— Data items —
=======

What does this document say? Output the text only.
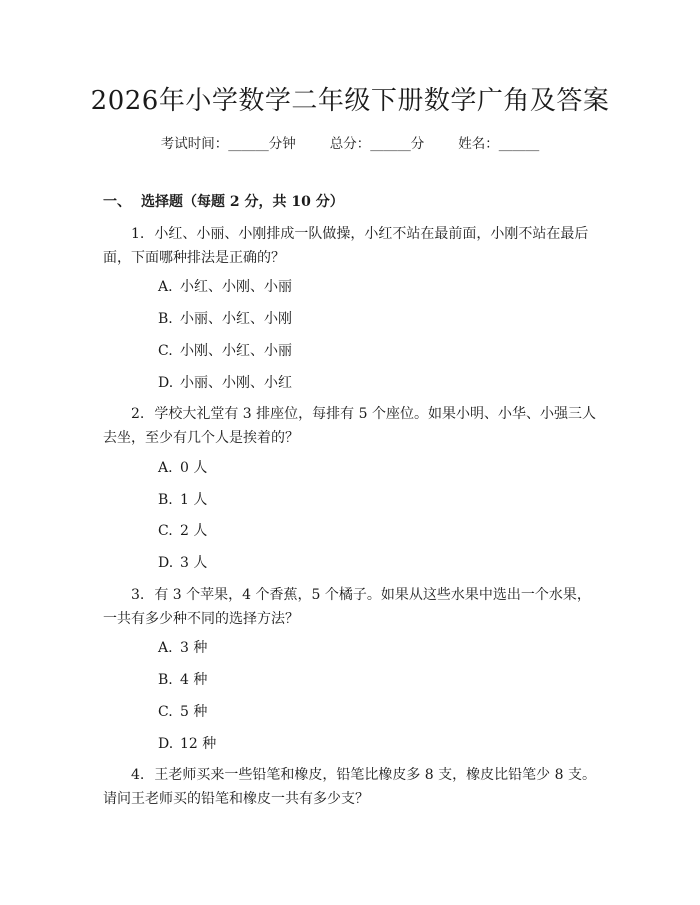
2026年小学数学二年级下册数学广角及答案
考试时间：______分钟	总分：______分	姓名：______
一、 选择题（每题 2 分，共 10 分）
1. 小红、小丽、小刚排成一队做操，小红不站在最前面，小刚不站在最后面，下面哪种排法是正确的？
A. 小红、小刚、小丽
B. 小丽、小红、小刚
C. 小刚、小红、小丽
D. 小丽、小刚、小红
2. 学校大礼堂有 3 排座位，每排有 5 个座位。如果小明、小华、小强三人去坐，至少有几个人是挨着的？
A. 0 人
B. 1 人
C. 2 人
D. 3 人
3. 有 3 个苹果，4 个香蕉，5 个橘子。如果从这些水果中选出一个水果，一共有多少种不同的选择方法？
A. 3 种
B. 4 种
C. 5 种
D. 12 种
4. 王老师买来一些铅笔和橡皮，铅笔比橡皮多 8 支，橡皮比铅笔少 8 支。请问王老师买的铅笔和橡皮一共有多少支？
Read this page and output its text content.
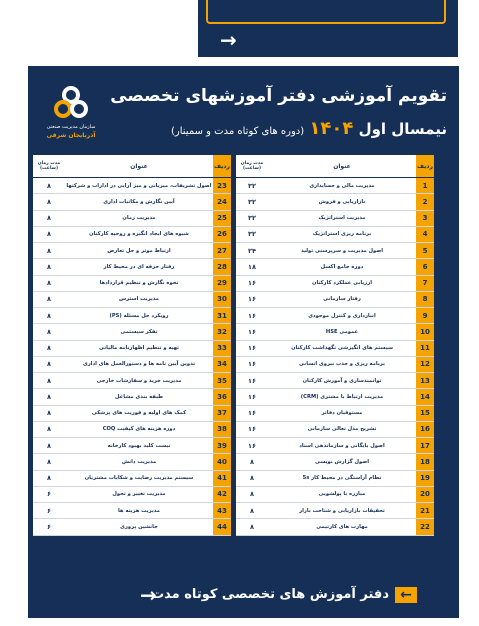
→
سازمان مدیریت صنعتی
آذربایجان شرقی
تقویم آموزشی دفتر آموزشهای تخصصی
نیمسال اول ۱۴۰۴ (دوره های کوتاه مدت و سمینار)
ردیف	عنوان	مدت زمان (ساعت)
1	مدیریت مالی و حسابداری	۳۲
2	بازاریابی و فروش	۳۲
3	مدیریت استراتژیک	۳۲
4	برنامه ریزی استراتژیک	۳۲
5	اصول مدیریت و سرپرستی تولید	۲۴
6	دوره جامع اکسل	۱۸
7	ارزیابی عملکرد کارکنان	۱۶
8	رفتار سازمانی	۱۶
9	انبارداری و کنترل موجودی	۱۶
10	عمومی HSE	۱۶
11	سیستم های انگیزشی نگهداشت کارکنان	۱۶
12	برنامه ریزی و جذب نیروی انسانی	۱۶
13	توانمندسازی و آموزش کارکنان	۱۶
14	مدیریت ارتباط با مشتری (CRM)	۱۶
15	مستوفیان دفاتر	۱۶
16	تشریح مدل تعالی سازمانی	۱۶
17	اصول بایگانی و سازماندهی اسناد	۱۶
18	اصول گزارش نویسی	۸
19	نظام آراستگی در محیط کار 5s	۸
20	مبارزه با پولشویی	۸
21	تحقیقات بازاریابی و شناخت بازار	۸
22	مهارت های کارتیمی	۸
ردیف	عنوان	مدت زمان (ساعت)
23	اصول تشریفات، میزبانی و میز آرایی در ادارات و شرکتها	۸
24	آیین نگارش و مکاتبات اداری	۸
25	مدیریت زمان	۸
26	شیوه های ایجاد انگیزه و روحیه کارکنان	۸
27	ارتباط موثر و حل تعارض	۸
28	رفتار حرفه ای در محیط کار	۸
29	نحوه نگارش و تنظیم قراردادها	۸
30	مدیریت استرس	۸
31	رویکرد حل مسئله (PS)	۸
32	تفکر سیستمی	۸
33	تهیه و تنظیم اظهارنامه مالیاتی	۸
34	تدوین آیین نامه ها و دستورالعمل های اداری	۸
35	مدیریت خرید و سفارشات خارجی	۸
36	طبقه بندی مشاغل	۸
37	کمک های اولیه و فوریت های پزشکی	۸
38	دوره هزینه های کیفیت COQ	۸
39	بیست کلید بهبود کارخانه	۸
40	مدیریت دانش	۸
41	سیستم مدیریت رضایت و شکایات مشتریان	۸
42	مدیریت تغییر و تحول	۶
43	مدیریت هزینه ها	۶
44	جانشین پروری	۶
→
دفتر آموزش های تخصصی کوتاه مدت ←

=======

— Problem —
Could you reproduce every record above exactly, leaving out the pictures?

— Response to the task —
What does this document say? Output the text only.
2026年小学数学二年级下册数学广角及答案
考试时间：______分钟	总分：______分	姓名：______
一、 选择题（每题 2 分，共 10 分）
1. 小红、小丽、小刚排成一队做操，小红不站在最前面，小刚不站在最后面，下面哪种排法是正确的？
A. 小红、小刚、小丽
B. 小丽、小红、小刚
C. 小刚、小红、小丽
D. 小丽、小刚、小红
2. 学校大礼堂有 3 排座位，每排有 5 个座位。如果小明、小华、小强三人去坐，至少有几个人是挨着的？
A. 0 人
B. 1 人
C. 2 人
D. 3 人
3. 有 3 个苹果，4 个香蕉，5 个橘子。如果从这些水果中选出一个水果，一共有多少种不同的选择方法？
A. 3 种
B. 4 种
C. 5 种
D. 12 种
4. 王老师买来一些铅笔和橡皮，铅笔比橡皮多 8 支，橡皮比铅笔少 8 支。请问王老师买的铅笔和橡皮一共有多少支？
Read this page and output its text content.
→
سازمان مدیریت صنعتی
آذربایجان شرقی
تقویم آموزشی دفتر آموزشهای تخصصی
نیمسال اول ۱۴۰۴ (دوره های کوتاه مدت و سمینار)
ردیف	عنوان	مدت زمان (ساعت)
1	مدیریت مالی و حسابداری	۳۲
2	بازاریابی و فروش	۳۲
3	مدیریت استراتژیک	۳۲
4	برنامه ریزی استراتژیک	۳۲
5	اصول مدیریت و سرپرستی تولید	۲۴
6	دوره جامع اکسل	۱۸
7	ارزیابی عملکرد کارکنان	۱۶
8	رفتار سازمانی	۱۶
9	انبارداری و کنترل موجودی	۱۶
10	عمومی HSE	۱۶
11	سیستم های انگیزشی نگهداشت کارکنان	۱۶
12	برنامه ریزی و جذب نیروی انسانی	۱۶
13	توانمندسازی و آموزش کارکنان	۱۶
14	مدیریت ارتباط با مشتری (CRM)	۱۶
15	مستوفیان دفاتر	۱۶
16	تشریح مدل تعالی سازمانی	۱۶
17	اصول بایگانی و سازماندهی اسناد	۱۶
18	اصول گزارش نویسی	۸
19	نظام آراستگی در محیط کار 5s	۸
20	مبارزه با پولشویی	۸
21	تحقیقات بازاریابی و شناخت بازار	۸
22	مهارت های کارتیمی	۸
ردیف	عنوان	مدت زمان (ساعت)
23	اصول تشریفات، میزبانی و میز آرایی در ادارات و شرکتها	۸
24	آیین نگارش و مکاتبات اداری	۸
25	مدیریت زمان	۸
26	شیوه های ایجاد انگیزه و روحیه کارکنان	۸
27	ارتباط موثر و حل تعارض	۸
28	رفتار حرفه ای در محیط کار	۸
29	نحوه نگارش و تنظیم قراردادها	۸
30	مدیریت استرس	۸
31	رویکرد حل مسئله (PS)	۸
32	تفکر سیستمی	۸
33	تهیه و تنظیم اظهارنامه مالیاتی	۸
34	تدوین آیین نامه ها و دستورالعمل های اداری	۸
35	مدیریت خرید و سفارشات خارجی	۸
36	طبقه بندی مشاغل	۸
37	کمک های اولیه و فوریت های پزشکی	۸
38	دوره هزینه های کیفیت COQ	۸
39	بیست کلید بهبود کارخانه	۸
40	مدیریت دانش	۸
41	سیستم مدیریت رضایت و شکایات مشتریان	۸
42	مدیریت تغییر و تحول	۶
43	مدیریت هزینه ها	۶
44	جانشین پروری	۶
→
دفتر آموزش های تخصصی کوتاه مدت ←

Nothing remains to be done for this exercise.